===== Data for this task

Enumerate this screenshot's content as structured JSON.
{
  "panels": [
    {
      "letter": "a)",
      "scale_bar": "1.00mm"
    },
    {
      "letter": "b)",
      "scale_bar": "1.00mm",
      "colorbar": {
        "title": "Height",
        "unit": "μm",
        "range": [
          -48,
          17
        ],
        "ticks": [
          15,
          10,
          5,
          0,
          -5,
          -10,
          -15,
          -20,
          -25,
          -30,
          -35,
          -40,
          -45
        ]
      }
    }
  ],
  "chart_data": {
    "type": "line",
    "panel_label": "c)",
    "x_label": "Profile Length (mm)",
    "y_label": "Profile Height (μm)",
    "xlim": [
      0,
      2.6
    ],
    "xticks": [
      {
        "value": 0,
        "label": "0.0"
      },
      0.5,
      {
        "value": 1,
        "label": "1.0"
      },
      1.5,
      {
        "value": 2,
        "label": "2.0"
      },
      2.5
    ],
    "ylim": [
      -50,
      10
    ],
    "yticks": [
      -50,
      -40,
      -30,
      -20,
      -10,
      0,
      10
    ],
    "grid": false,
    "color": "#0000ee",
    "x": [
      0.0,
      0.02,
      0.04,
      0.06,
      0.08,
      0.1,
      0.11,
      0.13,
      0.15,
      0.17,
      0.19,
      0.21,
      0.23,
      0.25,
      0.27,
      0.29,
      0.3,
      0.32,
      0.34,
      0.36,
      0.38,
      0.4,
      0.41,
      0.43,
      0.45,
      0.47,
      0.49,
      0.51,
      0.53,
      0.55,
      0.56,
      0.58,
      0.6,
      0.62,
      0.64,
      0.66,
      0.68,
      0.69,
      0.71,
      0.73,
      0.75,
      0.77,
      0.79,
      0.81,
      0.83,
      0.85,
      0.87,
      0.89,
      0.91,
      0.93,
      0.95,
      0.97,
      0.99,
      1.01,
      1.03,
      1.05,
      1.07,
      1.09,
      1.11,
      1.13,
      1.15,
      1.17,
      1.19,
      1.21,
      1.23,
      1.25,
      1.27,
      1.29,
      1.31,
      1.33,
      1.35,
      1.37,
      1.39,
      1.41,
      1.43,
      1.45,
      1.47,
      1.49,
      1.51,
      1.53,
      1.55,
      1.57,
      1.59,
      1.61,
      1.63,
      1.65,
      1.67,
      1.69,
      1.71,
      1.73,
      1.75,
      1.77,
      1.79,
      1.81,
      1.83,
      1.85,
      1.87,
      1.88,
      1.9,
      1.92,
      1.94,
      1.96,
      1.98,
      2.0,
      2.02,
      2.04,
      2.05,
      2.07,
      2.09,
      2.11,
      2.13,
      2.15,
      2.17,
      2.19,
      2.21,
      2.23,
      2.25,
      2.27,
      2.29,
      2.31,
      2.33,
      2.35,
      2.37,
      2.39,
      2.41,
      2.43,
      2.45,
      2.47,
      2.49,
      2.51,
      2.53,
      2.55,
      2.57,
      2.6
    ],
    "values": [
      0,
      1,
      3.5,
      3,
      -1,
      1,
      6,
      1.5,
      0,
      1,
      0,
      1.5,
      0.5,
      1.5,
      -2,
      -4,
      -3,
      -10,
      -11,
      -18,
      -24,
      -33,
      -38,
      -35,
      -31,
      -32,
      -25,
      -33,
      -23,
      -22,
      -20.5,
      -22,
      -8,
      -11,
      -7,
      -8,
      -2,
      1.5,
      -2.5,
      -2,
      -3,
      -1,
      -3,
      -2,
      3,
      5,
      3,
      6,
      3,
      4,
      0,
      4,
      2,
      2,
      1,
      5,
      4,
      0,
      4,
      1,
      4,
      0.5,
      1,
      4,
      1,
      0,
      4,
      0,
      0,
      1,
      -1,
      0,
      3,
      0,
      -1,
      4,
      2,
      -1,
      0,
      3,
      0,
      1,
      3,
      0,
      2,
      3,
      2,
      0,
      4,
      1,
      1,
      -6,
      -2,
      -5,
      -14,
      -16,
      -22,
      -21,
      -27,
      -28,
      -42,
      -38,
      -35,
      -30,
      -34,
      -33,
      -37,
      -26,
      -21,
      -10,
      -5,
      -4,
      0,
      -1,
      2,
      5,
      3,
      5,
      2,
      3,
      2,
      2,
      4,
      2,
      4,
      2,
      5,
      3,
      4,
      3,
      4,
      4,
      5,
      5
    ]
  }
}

==========

What needs to be done: Reproduce the entire listing word for word.

Solution to this exercise:
Enumerate this screenshot's content as structured JSON.
{
  "panels": [
    {
      "letter": "a)",
      "scale_bar": "1.00mm"
    },
    {
      "letter": "b)",
      "scale_bar": "1.00mm",
      "colorbar": {
        "title": "Height",
        "unit": "μm",
        "range": [
          -48,
          17
        ],
        "ticks": [
          15,
          10,
          5,
          0,
          -5,
          -10,
          -15,
          -20,
          -25,
          -30,
          -35,
          -40,
          -45
        ]
      }
    }
  ],
  "chart_data": {
    "type": "line",
    "panel_label": "c)",
    "x_label": "Profile Length (mm)",
    "y_label": "Profile Height (μm)",
    "xlim": [
      0,
      2.6
    ],
    "xticks": [
      {
        "value": 0,
        "label": "0.0"
      },
      0.5,
      {
        "value": 1,
        "label": "1.0"
      },
      1.5,
      {
        "value": 2,
        "label": "2.0"
      },
      2.5
    ],
    "ylim": [
      -50,
      10
    ],
    "yticks": [
      -50,
      -40,
      -30,
      -20,
      -10,
      0,
      10
    ],
    "grid": false,
    "color": "#0000ee",
    "x": [
      0.0,
      0.02,
      0.04,
      0.06,
      0.08,
      0.1,
      0.11,
      0.13,
      0.15,
      0.17,
      0.19,
      0.21,
      0.23,
      0.25,
      0.27,
      0.29,
      0.3,
      0.32,
      0.34,
      0.36,
      0.38,
      0.4,
      0.41,
      0.43,
      0.45,
      0.47,
      0.49,
      0.51,
      0.53,
      0.55,
      0.56,
      0.58,
      0.6,
      0.62,
      0.64,
      0.66,
      0.68,
      0.69,
      0.71,
      0.73,
      0.75,
      0.77,
      0.79,
      0.81,
      0.83,
      0.85,
      0.87,
      0.89,
      0.91,
      0.93,
      0.95,
      0.97,
      0.99,
      1.01,
      1.03,
      1.05,
      1.07,
      1.09,
      1.11,
      1.13,
      1.15,
      1.17,
      1.19,
      1.21,
      1.23,
      1.25,
      1.27,
      1.29,
      1.31,
      1.33,
      1.35,
      1.37,
      1.39,
      1.41,
      1.43,
      1.45,
      1.47,
      1.49,
      1.51,
      1.53,
      1.55,
      1.57,
      1.59,
      1.61,
      1.63,
      1.65,
      1.67,
      1.69,
      1.71,
      1.73,
      1.75,
      1.77,
      1.79,
      1.81,
      1.83,
      1.85,
      1.87,
      1.88,
      1.9,
      1.92,
      1.94,
      1.96,
      1.98,
      2.0,
      2.02,
      2.04,
      2.05,
      2.07,
      2.09,
      2.11,
      2.13,
      2.15,
      2.17,
      2.19,
      2.21,
      2.23,
      2.25,
      2.27,
      2.29,
      2.31,
      2.33,
      2.35,
      2.37,
      2.39,
      2.41,
      2.43,
      2.45,
      2.47,
      2.49,
      2.51,
      2.53,
      2.55,
      2.57,
      2.6
    ],
    "values": [
      0,
      1,
      3.5,
      3,
      -1,
      1,
      6,
      1.5,
      0,
      1,
      0,
      1.5,
      0.5,
      1.5,
      -2,
      -4,
      -3,
      -10,
      -11,
      -18,
      -24,
      -33,
      -38,
      -35,
      -31,
      -32,
      -25,
      -33,
      -23,
      -22,
      -20.5,
      -22,
      -8,
      -11,
      -7,
      -8,
      -2,
      1.5,
      -2.5,
      -2,
      -3,
      -1,
      -3,
      -2,
      3,
      5,
      3,
      6,
      3,
      4,
      0,
      4,
      2,
      2,
      1,
      5,
      4,
      0,
      4,
      1,
      4,
      0.5,
      1,
      4,
      1,
      0,
      4,
      0,
      0,
      1,
      -1,
      0,
      3,
      0,
      -1,
      4,
      2,
      -1,
      0,
      3,
      0,
      1,
      3,
      0,
      2,
      3,
      2,
      0,
      4,
      1,
      1,
      -6,
      -2,
      -5,
      -14,
      -16,
      -22,
      -21,
      -27,
      -28,
      -42,
      -38,
      -35,
      -30,
      -34,
      -33,
      -37,
      -26,
      -21,
      -10,
      -5,
      -4,
      0,
      -1,
      2,
      5,
      3,
      5,
      2,
      3,
      2,
      2,
      4,
      2,
      4,
      2,
      5,
      3,
      4,
      3,
      4,
      4,
      5,
      5
    ]
  }
}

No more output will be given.